WHAT TO DO
Quote the whole listing verbatim.

Data listing:
────────────────

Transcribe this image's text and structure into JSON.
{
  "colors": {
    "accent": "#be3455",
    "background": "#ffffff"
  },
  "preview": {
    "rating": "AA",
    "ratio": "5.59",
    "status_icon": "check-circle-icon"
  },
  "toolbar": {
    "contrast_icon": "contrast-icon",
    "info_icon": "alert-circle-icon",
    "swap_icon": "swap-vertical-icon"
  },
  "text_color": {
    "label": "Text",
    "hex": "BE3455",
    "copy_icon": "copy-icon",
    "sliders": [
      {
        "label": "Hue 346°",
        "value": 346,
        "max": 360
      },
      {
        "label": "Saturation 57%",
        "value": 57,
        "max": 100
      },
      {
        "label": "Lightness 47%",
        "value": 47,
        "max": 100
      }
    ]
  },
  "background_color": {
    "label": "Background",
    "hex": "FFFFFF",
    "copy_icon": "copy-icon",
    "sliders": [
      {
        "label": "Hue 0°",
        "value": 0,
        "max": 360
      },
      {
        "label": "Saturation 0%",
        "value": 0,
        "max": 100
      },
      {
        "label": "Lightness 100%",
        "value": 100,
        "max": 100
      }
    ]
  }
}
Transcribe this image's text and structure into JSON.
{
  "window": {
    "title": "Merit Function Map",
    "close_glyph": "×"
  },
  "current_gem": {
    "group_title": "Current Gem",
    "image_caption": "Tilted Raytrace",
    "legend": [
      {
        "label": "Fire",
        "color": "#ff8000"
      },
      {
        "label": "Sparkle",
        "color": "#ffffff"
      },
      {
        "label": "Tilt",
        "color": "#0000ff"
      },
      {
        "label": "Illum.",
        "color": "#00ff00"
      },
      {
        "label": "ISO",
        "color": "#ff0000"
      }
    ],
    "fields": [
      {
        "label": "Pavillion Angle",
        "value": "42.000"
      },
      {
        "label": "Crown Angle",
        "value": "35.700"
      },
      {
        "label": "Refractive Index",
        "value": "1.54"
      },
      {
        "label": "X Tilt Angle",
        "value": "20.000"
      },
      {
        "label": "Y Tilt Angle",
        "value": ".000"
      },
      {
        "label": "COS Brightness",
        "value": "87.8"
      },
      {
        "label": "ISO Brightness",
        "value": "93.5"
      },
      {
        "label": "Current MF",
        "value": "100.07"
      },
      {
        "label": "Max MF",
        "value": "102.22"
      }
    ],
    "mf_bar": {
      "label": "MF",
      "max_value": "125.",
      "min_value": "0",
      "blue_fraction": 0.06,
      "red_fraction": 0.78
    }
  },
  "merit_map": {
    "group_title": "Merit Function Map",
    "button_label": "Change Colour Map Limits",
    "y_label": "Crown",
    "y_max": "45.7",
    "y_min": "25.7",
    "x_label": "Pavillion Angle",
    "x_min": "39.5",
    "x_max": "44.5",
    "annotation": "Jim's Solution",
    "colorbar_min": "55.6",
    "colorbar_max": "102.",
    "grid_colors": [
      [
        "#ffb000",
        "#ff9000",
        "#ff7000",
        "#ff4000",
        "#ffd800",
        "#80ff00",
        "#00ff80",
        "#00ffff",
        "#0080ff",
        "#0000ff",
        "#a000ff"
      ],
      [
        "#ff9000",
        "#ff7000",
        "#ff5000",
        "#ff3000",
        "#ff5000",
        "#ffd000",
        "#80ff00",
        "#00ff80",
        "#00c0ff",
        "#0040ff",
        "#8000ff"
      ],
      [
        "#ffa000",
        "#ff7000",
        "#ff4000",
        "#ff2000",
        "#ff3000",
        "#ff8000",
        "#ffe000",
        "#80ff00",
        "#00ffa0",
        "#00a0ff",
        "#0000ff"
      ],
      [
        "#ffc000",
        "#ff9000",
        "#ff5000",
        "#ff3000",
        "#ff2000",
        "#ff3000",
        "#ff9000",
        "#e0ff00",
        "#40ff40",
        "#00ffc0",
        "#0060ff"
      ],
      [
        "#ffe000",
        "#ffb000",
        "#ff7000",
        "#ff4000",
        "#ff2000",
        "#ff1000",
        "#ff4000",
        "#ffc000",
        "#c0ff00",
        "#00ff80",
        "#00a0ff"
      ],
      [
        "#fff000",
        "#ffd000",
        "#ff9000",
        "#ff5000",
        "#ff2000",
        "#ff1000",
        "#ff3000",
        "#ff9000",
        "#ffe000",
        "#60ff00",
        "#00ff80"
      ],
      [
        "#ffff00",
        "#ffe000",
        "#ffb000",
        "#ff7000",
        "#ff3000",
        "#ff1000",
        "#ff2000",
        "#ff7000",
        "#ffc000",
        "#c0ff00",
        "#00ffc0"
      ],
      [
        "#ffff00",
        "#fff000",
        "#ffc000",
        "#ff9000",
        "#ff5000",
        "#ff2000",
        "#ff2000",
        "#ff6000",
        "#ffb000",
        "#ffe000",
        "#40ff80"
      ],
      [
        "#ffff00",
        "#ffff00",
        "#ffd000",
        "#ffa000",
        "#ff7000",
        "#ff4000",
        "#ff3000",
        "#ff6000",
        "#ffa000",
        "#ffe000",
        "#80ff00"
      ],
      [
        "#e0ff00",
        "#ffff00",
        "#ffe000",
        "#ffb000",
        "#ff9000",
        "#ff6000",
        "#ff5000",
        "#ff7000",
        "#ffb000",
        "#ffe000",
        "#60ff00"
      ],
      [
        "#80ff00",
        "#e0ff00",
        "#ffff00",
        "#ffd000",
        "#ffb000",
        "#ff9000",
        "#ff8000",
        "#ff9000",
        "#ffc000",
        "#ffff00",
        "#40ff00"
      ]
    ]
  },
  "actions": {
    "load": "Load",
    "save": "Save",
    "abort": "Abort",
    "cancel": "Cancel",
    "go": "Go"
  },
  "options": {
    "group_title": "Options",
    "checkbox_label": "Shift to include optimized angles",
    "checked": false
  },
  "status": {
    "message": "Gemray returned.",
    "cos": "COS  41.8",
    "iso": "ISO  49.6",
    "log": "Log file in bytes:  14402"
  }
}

────────────────

OUTPUT
Transcribe this image's text and structure into JSON.
{
  "colors": {
    "accent": "#be3455",
    "background": "#ffffff"
  },
  "preview": {
    "rating": "AA",
    "ratio": "5.59",
    "status_icon": "check-circle-icon"
  },
  "toolbar": {
    "contrast_icon": "contrast-icon",
    "info_icon": "alert-circle-icon",
    "swap_icon": "swap-vertical-icon"
  },
  "text_color": {
    "label": "Text",
    "hex": "BE3455",
    "copy_icon": "copy-icon",
    "sliders": [
      {
        "label": "Hue 346°",
        "value": 346,
        "max": 360
      },
      {
        "label": "Saturation 57%",
        "value": 57,
        "max": 100
      },
      {
        "label": "Lightness 47%",
        "value": 47,
        "max": 100
      }
    ]
  },
  "background_color": {
    "label": "Background",
    "hex": "FFFFFF",
    "copy_icon": "copy-icon",
    "sliders": [
      {
        "label": "Hue 0°",
        "value": 0,
        "max": 360
      },
      {
        "label": "Saturation 0%",
        "value": 0,
        "max": 100
      },
      {
        "label": "Lightness 100%",
        "value": 100,
        "max": 100
      }
    ]
  }
}
Transcribe this image's text and structure into JSON.
{
  "window": {
    "title": "Merit Function Map",
    "close_glyph": "×"
  },
  "current_gem": {
    "group_title": "Current Gem",
    "image_caption": "Tilted Raytrace",
    "legend": [
      {
        "label": "Fire",
        "color": "#ff8000"
      },
      {
        "label": "Sparkle",
        "color": "#ffffff"
      },
      {
        "label": "Tilt",
        "color": "#0000ff"
      },
      {
        "label": "Illum.",
        "color": "#00ff00"
      },
      {
        "label": "ISO",
        "color": "#ff0000"
      }
    ],
    "fields": [
      {
        "label": "Pavillion Angle",
        "value": "42.000"
      },
      {
        "label": "Crown Angle",
        "value": "35.700"
      },
      {
        "label": "Refractive Index",
        "value": "1.54"
      },
      {
        "label": "X Tilt Angle",
        "value": "20.000"
      },
      {
        "label": "Y Tilt Angle",
        "value": ".000"
      },
      {
        "label": "COS Brightness",
        "value": "87.8"
      },
      {
        "label": "ISO Brightness",
        "value": "93.5"
      },
      {
        "label": "Current MF",
        "value": "100.07"
      },
      {
        "label": "Max MF",
        "value": "102.22"
      }
    ],
    "mf_bar": {
      "label": "MF",
      "max_value": "125.",
      "min_value": "0",
      "blue_fraction": 0.06,
      "red_fraction": 0.78
    }
  },
  "merit_map": {
    "group_title": "Merit Function Map",
    "button_label": "Change Colour Map Limits",
    "y_label": "Crown",
    "y_max": "45.7",
    "y_min": "25.7",
    "x_label": "Pavillion Angle",
    "x_min": "39.5",
    "x_max": "44.5",
    "annotation": "Jim's Solution",
    "colorbar_min": "55.6",
    "colorbar_max": "102.",
    "grid_colors": [
      [
        "#ffb000",
        "#ff9000",
        "#ff7000",
        "#ff4000",
        "#ffd800",
        "#80ff00",
        "#00ff80",
        "#00ffff",
        "#0080ff",
        "#0000ff",
        "#a000ff"
      ],
      [
        "#ff9000",
        "#ff7000",
        "#ff5000",
        "#ff3000",
        "#ff5000",
        "#ffd000",
        "#80ff00",
        "#00ff80",
        "#00c0ff",
        "#0040ff",
        "#8000ff"
      ],
      [
        "#ffa000",
        "#ff7000",
        "#ff4000",
        "#ff2000",
        "#ff3000",
        "#ff8000",
        "#ffe000",
        "#80ff00",
        "#00ffa0",
        "#00a0ff",
        "#0000ff"
      ],
      [
        "#ffc000",
        "#ff9000",
        "#ff5000",
        "#ff3000",
        "#ff2000",
        "#ff3000",
        "#ff9000",
        "#e0ff00",
        "#40ff40",
        "#00ffc0",
        "#0060ff"
      ],
      [
        "#ffe000",
        "#ffb000",
        "#ff7000",
        "#ff4000",
        "#ff2000",
        "#ff1000",
        "#ff4000",
        "#ffc000",
        "#c0ff00",
        "#00ff80",
        "#00a0ff"
      ],
      [
        "#fff000",
        "#ffd000",
        "#ff9000",
        "#ff5000",
        "#ff2000",
        "#ff1000",
        "#ff3000",
        "#ff9000",
        "#ffe000",
        "#60ff00",
        "#00ff80"
      ],
      [
        "#ffff00",
        "#ffe000",
        "#ffb000",
        "#ff7000",
        "#ff3000",
        "#ff1000",
        "#ff2000",
        "#ff7000",
        "#ffc000",
        "#c0ff00",
        "#00ffc0"
      ],
      [
        "#ffff00",
        "#fff000",
        "#ffc000",
        "#ff9000",
        "#ff5000",
        "#ff2000",
        "#ff2000",
        "#ff6000",
        "#ffb000",
        "#ffe000",
        "#40ff80"
      ],
      [
        "#ffff00",
        "#ffff00",
        "#ffd000",
        "#ffa000",
        "#ff7000",
        "#ff4000",
        "#ff3000",
        "#ff6000",
        "#ffa000",
        "#ffe000",
        "#80ff00"
      ],
      [
        "#e0ff00",
        "#ffff00",
        "#ffe000",
        "#ffb000",
        "#ff9000",
        "#ff6000",
        "#ff5000",
        "#ff7000",
        "#ffb000",
        "#ffe000",
        "#60ff00"
      ],
      [
        "#80ff00",
        "#e0ff00",
        "#ffff00",
        "#ffd000",
        "#ffb000",
        "#ff9000",
        "#ff8000",
        "#ff9000",
        "#ffc000",
        "#ffff00",
        "#40ff00"
      ]
    ]
  },
  "actions": {
    "load": "Load",
    "save": "Save",
    "abort": "Abort",
    "cancel": "Cancel",
    "go": "Go"
  },
  "options": {
    "group_title": "Options",
    "checkbox_label": "Shift to include optimized angles",
    "checked": false
  },
  "status": {
    "message": "Gemray returned.",
    "cos": "COS  41.8",
    "iso": "ISO  49.6",
    "log": "Log file in bytes:  14402"
  }
}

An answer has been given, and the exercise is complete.